Request
Within the records that follow, find every line containing the string "series". Copy those lines.

Record list

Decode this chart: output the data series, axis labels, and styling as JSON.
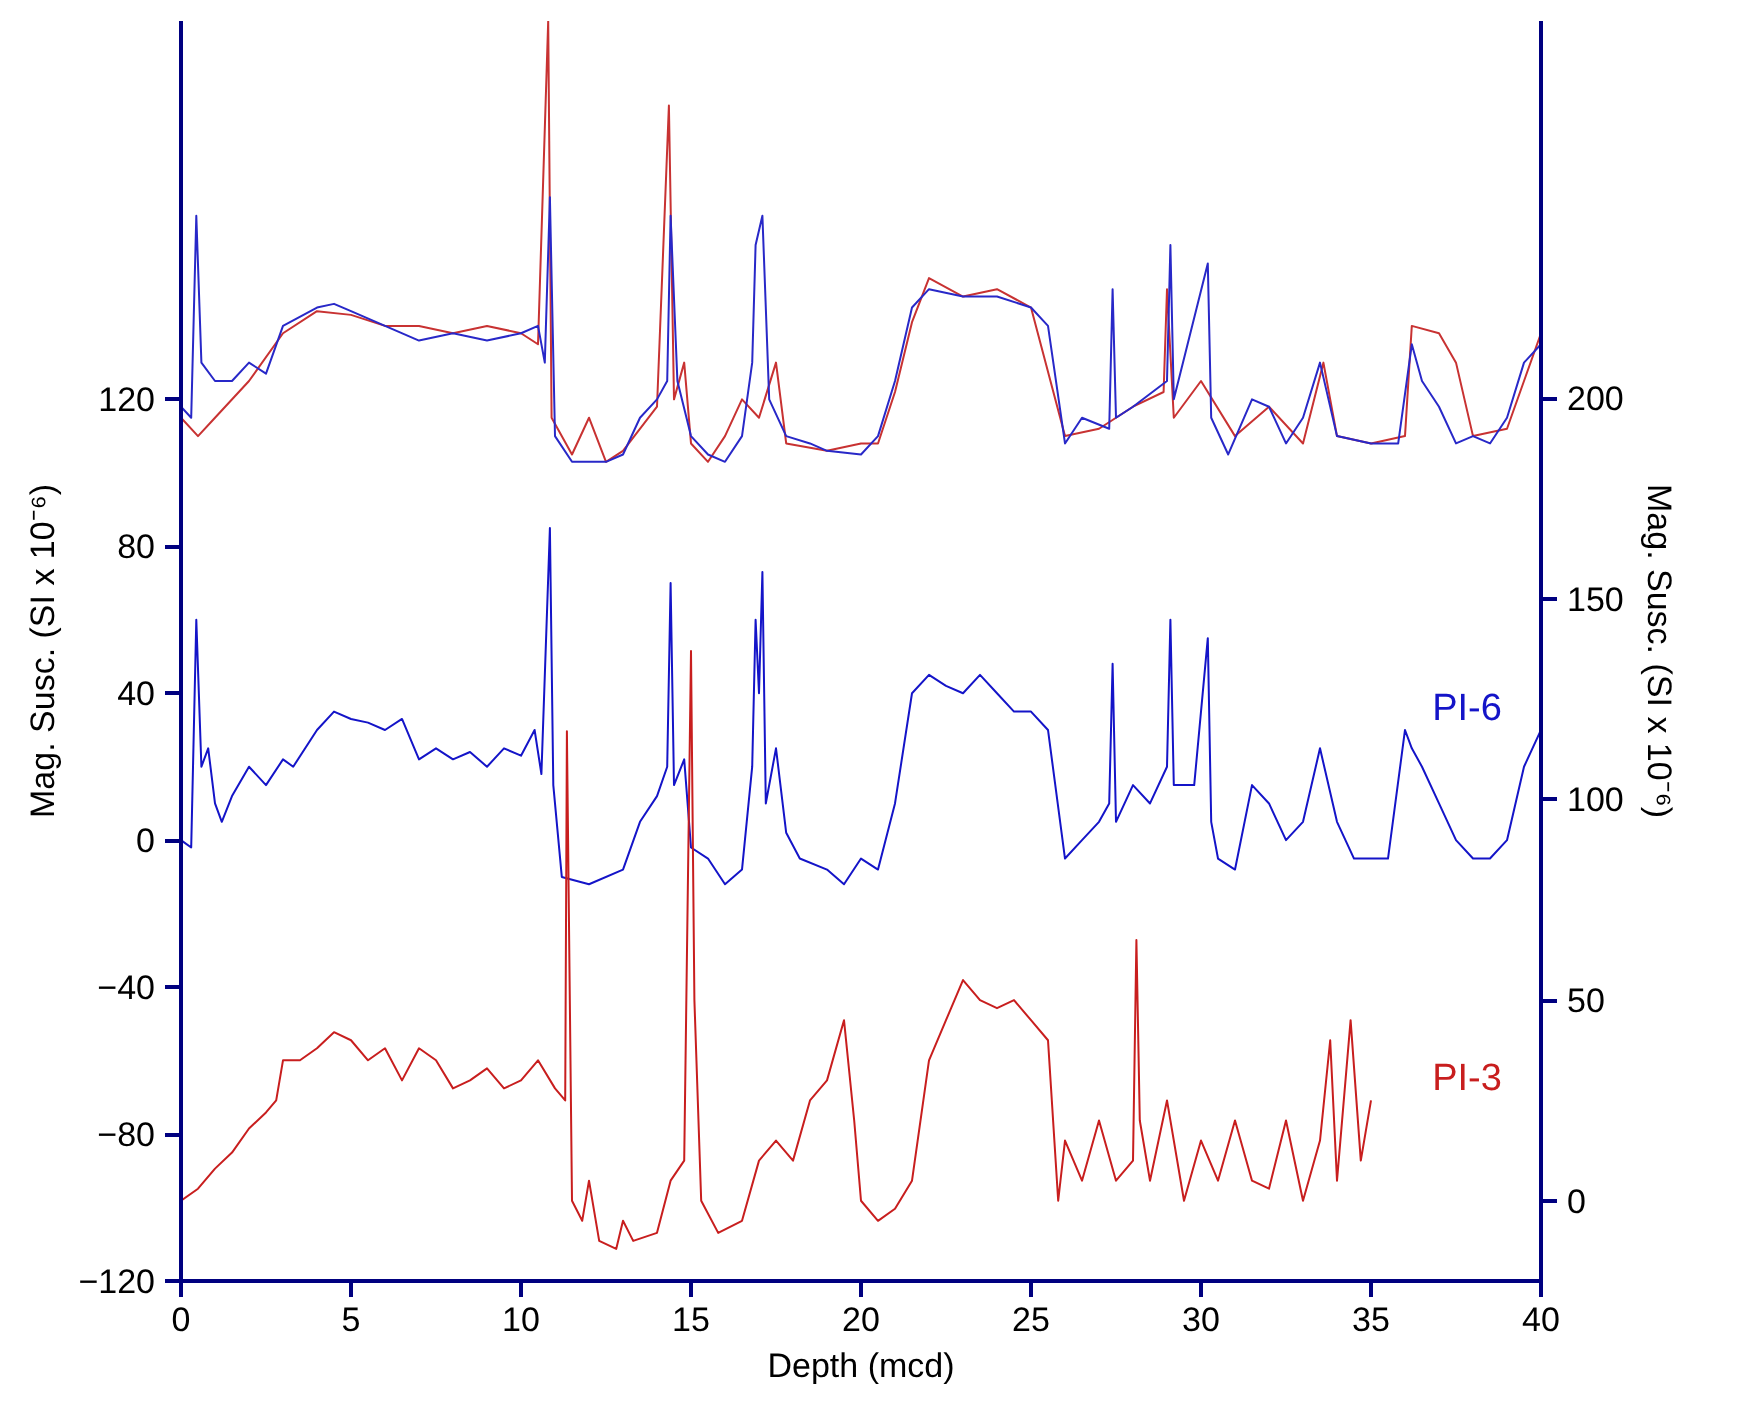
{
  "chart_data": {
    "type": "line",
    "xlabel": "Depth (mcd)",
    "ylabel": "Mag. Susc. (SI x 10⁻⁶)",
    "y2label": "Mag. Susc. (SI x 10⁻⁶)",
    "xlim": [
      0,
      40
    ],
    "xticks": [
      0,
      5,
      10,
      15,
      20,
      25,
      30,
      35,
      40
    ],
    "ylim": [
      -120,
      223
    ],
    "yticks": [
      -120,
      -80,
      -40,
      0,
      40,
      80,
      120
    ],
    "y2lim": [
      -20,
      294
    ],
    "y2ticks": [
      0,
      50,
      100,
      150,
      200
    ],
    "grid": false,
    "legend": false,
    "marker": "none",
    "line_style": "solid",
    "series": [
      {
        "color": "#c83232",
        "x": [
          0,
          0.5,
          1,
          2,
          3,
          4,
          5,
          6,
          7,
          8,
          9,
          10,
          10.5,
          10.8,
          10.9,
          11.5,
          12,
          12.5,
          13,
          14,
          14.35,
          14.5,
          14.8,
          15,
          15.5,
          16,
          16.5,
          17,
          17.5,
          17.8,
          19,
          20,
          20.5,
          21,
          21.5,
          22,
          23,
          24,
          25,
          26,
          27,
          28,
          28.9,
          29.0,
          29.2,
          30,
          31,
          32,
          33,
          33.6,
          34,
          35,
          36,
          36.2,
          37,
          37.5,
          38,
          39,
          39.5,
          40
        ],
        "values": [
          115,
          110,
          115,
          125,
          138,
          144,
          143,
          140,
          140,
          138,
          140,
          138,
          135,
          223,
          115,
          105,
          115,
          103,
          106,
          118,
          200,
          120,
          130,
          108,
          103,
          110,
          120,
          115,
          130,
          108,
          106,
          108,
          108,
          122,
          141,
          153,
          148,
          150,
          145,
          110,
          112,
          118,
          122,
          150,
          115,
          125,
          110,
          118,
          108,
          130,
          110,
          108,
          110,
          140,
          138,
          130,
          110,
          112,
          125,
          138
        ]
      },
      {
        "color": "#2828c8",
        "x": [
          0,
          0.3,
          0.45,
          0.6,
          1,
          1.5,
          2,
          2.5,
          3,
          4,
          4.5,
          5,
          6,
          7,
          8,
          9,
          10,
          10.5,
          10.7,
          10.85,
          11,
          11.5,
          12.5,
          13,
          13.5,
          14,
          14.3,
          14.4,
          14.6,
          15,
          15.5,
          16,
          16.5,
          16.8,
          16.9,
          17.1,
          17.3,
          17.8,
          18.5,
          19,
          20,
          20.5,
          21,
          21.5,
          22,
          23,
          24,
          25,
          25.5,
          26,
          26.5,
          27.3,
          27.4,
          27.5,
          28,
          29,
          29.1,
          29.2,
          30.2,
          30.3,
          30.8,
          31.5,
          32,
          32.5,
          33,
          33.5,
          34,
          35,
          35.8,
          36.2,
          36.5,
          37,
          37.5,
          38,
          38.5,
          39,
          39.5,
          40
        ],
        "values": [
          118,
          115,
          170,
          130,
          125,
          125,
          130,
          127,
          140,
          145,
          146,
          144,
          140,
          136,
          138,
          136,
          138,
          140,
          130,
          175,
          110,
          103,
          103,
          105,
          115,
          120,
          125,
          170,
          125,
          110,
          105,
          103,
          110,
          130,
          162,
          170,
          120,
          110,
          108,
          106,
          105,
          110,
          125,
          145,
          150,
          148,
          148,
          145,
          140,
          108,
          115,
          112,
          150,
          115,
          118,
          125,
          162,
          120,
          157,
          115,
          105,
          120,
          118,
          108,
          115,
          130,
          110,
          108,
          108,
          135,
          125,
          118,
          108,
          110,
          108,
          115,
          130,
          135
        ]
      },
      {
        "name": "PI-6",
        "color": "#1414c8",
        "x": [
          0,
          0.3,
          0.45,
          0.6,
          0.8,
          1.0,
          1.2,
          1.5,
          2.0,
          2.5,
          3.0,
          3.3,
          4.0,
          4.5,
          5.0,
          5.5,
          6.0,
          6.5,
          7.0,
          7.5,
          8.0,
          8.5,
          9.0,
          9.5,
          10.0,
          10.4,
          10.6,
          10.85,
          10.95,
          11.2,
          12,
          13,
          13.5,
          14,
          14.3,
          14.4,
          14.5,
          14.8,
          15.0,
          15.5,
          16,
          16.5,
          16.8,
          16.9,
          17.0,
          17.1,
          17.2,
          17.5,
          17.8,
          18.2,
          19,
          19.5,
          20,
          20.5,
          21,
          21.5,
          22,
          22.5,
          23,
          23.5,
          24,
          24.5,
          25,
          25.5,
          26,
          26.5,
          27,
          27.3,
          27.4,
          27.5,
          28,
          28.5,
          29.0,
          29.1,
          29.2,
          29.8,
          30.2,
          30.3,
          30.5,
          31.0,
          31.5,
          32,
          32.5,
          33,
          33.5,
          34,
          34.5,
          35.5,
          36,
          36.2,
          36.5,
          37,
          37.5,
          38,
          38.5,
          39,
          39.5,
          40
        ],
        "values": [
          0,
          -2,
          60,
          20,
          25,
          10,
          5,
          12,
          20,
          15,
          22,
          20,
          30,
          35,
          33,
          32,
          30,
          33,
          22,
          25,
          22,
          24,
          20,
          25,
          23,
          30,
          18,
          85,
          15,
          -10,
          -12,
          -8,
          5,
          12,
          20,
          70,
          15,
          22,
          -2,
          -5,
          -12,
          -8,
          20,
          60,
          40,
          73,
          10,
          25,
          2,
          -5,
          -8,
          -12,
          -5,
          -8,
          10,
          40,
          45,
          42,
          40,
          45,
          40,
          35,
          35,
          30,
          -5,
          0,
          5,
          10,
          48,
          5,
          15,
          10,
          20,
          60,
          15,
          15,
          55,
          5,
          -5,
          -8,
          15,
          10,
          0,
          5,
          25,
          5,
          -5,
          -5,
          30,
          25,
          20,
          10,
          0,
          -5,
          -5,
          0,
          20,
          30
        ]
      },
      {
        "name": "PI-3",
        "axis": "y2",
        "color": "#c81e1e",
        "x": [
          0,
          0.5,
          1,
          1.5,
          2,
          2.5,
          2.8,
          3,
          3.5,
          4,
          4.5,
          5,
          5.5,
          6,
          6.5,
          7,
          7.5,
          8,
          8.5,
          9,
          9.5,
          10,
          10.5,
          11,
          11.3,
          11.35,
          11.5,
          11.8,
          12,
          12.3,
          12.8,
          13,
          13.3,
          14,
          14.4,
          14.8,
          15.0,
          15.1,
          15.3,
          15.8,
          16.5,
          17.0,
          17.5,
          18,
          18.5,
          19,
          19.5,
          19.8,
          20,
          20.5,
          21,
          21.5,
          22,
          22.5,
          23,
          23.5,
          24,
          24.5,
          25,
          25.5,
          25.8,
          26,
          26.5,
          27,
          27.5,
          28,
          28.1,
          28.2,
          28.5,
          29,
          29.5,
          30,
          30.5,
          31,
          31.5,
          32,
          32.5,
          33,
          33.5,
          33.8,
          34,
          34.4,
          34.7,
          35
        ],
        "values": [
          0,
          3,
          8,
          12,
          18,
          22,
          25,
          35,
          35,
          38,
          42,
          40,
          35,
          38,
          30,
          38,
          35,
          28,
          30,
          33,
          28,
          30,
          35,
          28,
          25,
          117,
          0,
          -5,
          5,
          -10,
          -12,
          -5,
          -10,
          -8,
          5,
          10,
          137,
          50,
          0,
          -8,
          -5,
          10,
          15,
          10,
          25,
          30,
          45,
          20,
          0,
          -5,
          -2,
          5,
          35,
          45,
          55,
          50,
          48,
          50,
          45,
          40,
          0,
          15,
          5,
          20,
          5,
          10,
          65,
          20,
          5,
          25,
          0,
          15,
          5,
          20,
          5,
          3,
          20,
          0,
          15,
          40,
          5,
          45,
          10,
          25
        ]
      }
    ]
  }
}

Complete answer
Decode this chart: output the data series, axis labels, and styling as JSON.
    "series": [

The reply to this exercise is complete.